## WHAT TO PRODUCE
Find the lines containing the word "this" and copy every one of them.

## TASK DATA
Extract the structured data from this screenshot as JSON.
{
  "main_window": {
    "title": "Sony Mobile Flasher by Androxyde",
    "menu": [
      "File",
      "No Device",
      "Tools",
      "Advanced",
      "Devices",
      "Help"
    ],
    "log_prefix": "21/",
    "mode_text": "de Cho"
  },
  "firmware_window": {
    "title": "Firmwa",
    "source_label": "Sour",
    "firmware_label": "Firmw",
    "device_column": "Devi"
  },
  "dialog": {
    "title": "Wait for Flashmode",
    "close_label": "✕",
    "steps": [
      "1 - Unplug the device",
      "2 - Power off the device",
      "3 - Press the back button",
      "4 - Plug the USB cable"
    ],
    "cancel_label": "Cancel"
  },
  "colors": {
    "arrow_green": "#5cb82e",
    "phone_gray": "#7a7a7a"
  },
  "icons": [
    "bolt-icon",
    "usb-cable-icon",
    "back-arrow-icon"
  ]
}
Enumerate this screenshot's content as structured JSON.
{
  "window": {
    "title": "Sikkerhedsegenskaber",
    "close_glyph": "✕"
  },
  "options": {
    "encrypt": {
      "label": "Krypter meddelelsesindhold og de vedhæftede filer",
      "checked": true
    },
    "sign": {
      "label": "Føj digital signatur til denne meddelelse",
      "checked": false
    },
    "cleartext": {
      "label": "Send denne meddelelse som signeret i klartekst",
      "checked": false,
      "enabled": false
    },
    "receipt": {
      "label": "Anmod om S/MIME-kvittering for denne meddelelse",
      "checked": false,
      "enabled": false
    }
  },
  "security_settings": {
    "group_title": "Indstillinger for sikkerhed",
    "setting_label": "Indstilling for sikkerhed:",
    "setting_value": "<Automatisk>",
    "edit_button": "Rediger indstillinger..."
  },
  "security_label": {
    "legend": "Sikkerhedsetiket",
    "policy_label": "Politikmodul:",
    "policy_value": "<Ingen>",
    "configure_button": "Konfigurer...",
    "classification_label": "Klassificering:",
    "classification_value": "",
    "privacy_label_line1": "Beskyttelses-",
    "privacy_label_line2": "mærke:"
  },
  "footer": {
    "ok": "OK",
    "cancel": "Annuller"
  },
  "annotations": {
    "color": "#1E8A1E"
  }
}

## PROBLEM SOLUTION
Extract the structured data from this screenshot as JSON.
Enumerate this screenshot's content as structured JSON.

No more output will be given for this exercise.